Work to be completed: Would you retype all of these records exactly?

Collected data
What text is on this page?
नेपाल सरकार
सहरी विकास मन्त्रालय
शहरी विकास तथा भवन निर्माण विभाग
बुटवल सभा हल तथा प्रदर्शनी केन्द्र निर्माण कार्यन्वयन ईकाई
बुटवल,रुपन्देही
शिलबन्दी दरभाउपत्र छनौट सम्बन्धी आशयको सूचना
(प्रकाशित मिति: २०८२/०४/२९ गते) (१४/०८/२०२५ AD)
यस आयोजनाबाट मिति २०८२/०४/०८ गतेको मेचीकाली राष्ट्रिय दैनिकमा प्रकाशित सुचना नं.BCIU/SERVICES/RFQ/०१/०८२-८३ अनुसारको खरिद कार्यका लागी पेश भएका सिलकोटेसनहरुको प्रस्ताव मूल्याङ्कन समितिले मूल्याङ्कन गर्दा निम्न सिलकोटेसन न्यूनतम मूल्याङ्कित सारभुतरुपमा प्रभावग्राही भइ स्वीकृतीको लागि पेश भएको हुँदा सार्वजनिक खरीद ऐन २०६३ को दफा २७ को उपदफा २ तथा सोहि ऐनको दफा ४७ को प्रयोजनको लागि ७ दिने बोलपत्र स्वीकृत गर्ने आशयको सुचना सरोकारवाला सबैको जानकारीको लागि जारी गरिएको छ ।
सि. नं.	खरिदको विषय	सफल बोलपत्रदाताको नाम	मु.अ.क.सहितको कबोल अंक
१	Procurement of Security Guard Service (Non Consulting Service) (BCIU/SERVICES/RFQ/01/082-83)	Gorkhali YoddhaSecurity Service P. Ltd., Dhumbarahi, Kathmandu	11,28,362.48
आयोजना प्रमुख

Exercise result:
What text is on this page?
नेपाल सरकार
सहरी विकास मन्त्रालय
शहरी विकास तथा भवन निर्माण विभाग
बुटवल सभा हल तथा प्रदर्शनी केन्द्र निर्माण कार्यन्वयन ईकाई
बुटवल,रुपन्देही
शिलबन्दी दरभाउपत्र छनौट सम्बन्धी आशयको सूचना
(प्रकाशित मिति: २०८२/०४/२९ गते) (१४/०८/२०२५ AD)
यस आयोजनाबाट मिति २०८२/०४/०८ गतेको मेचीकाली राष्ट्रिय दैनिकमा प्रकाशित सुचना नं.BCIU/SERVICES/RFQ/०१/०८२-८३ अनुसारको खरिद कार्यका लागी पेश भएका सिलकोटेसनहरुको प्रस्ताव मूल्याङ्कन समितिले मूल्याङ्कन गर्दा निम्न सिलकोटेसन न्यूनतम मूल्याङ्कित सारभुतरुपमा प्रभावग्राही भइ स्वीकृतीको लागि पेश भएको हुँदा सार्वजनिक खरीद ऐन २०६३ को दफा २७ को उपदफा २ तथा सोहि ऐनको दफा ४७ को प्रयोजनको लागि ७ दिने बोलपत्र स्वीकृत गर्ने आशयको सुचना सरोकारवाला सबैको जानकारीको लागि जारी गरिएको छ ।
सि. नं.	खरिदको विषय	सफल बोलपत्रदाताको नाम	मु.अ.क.सहितको कबोल अंक
१	Procurement of Security Guard Service (Non Consulting Service) (BCIU/SERVICES/RFQ/01/082-83)	Gorkhali YoddhaSecurity Service P. Ltd., Dhumbarahi, Kathmandu	11,28,362.48
आयोजना प्रमुख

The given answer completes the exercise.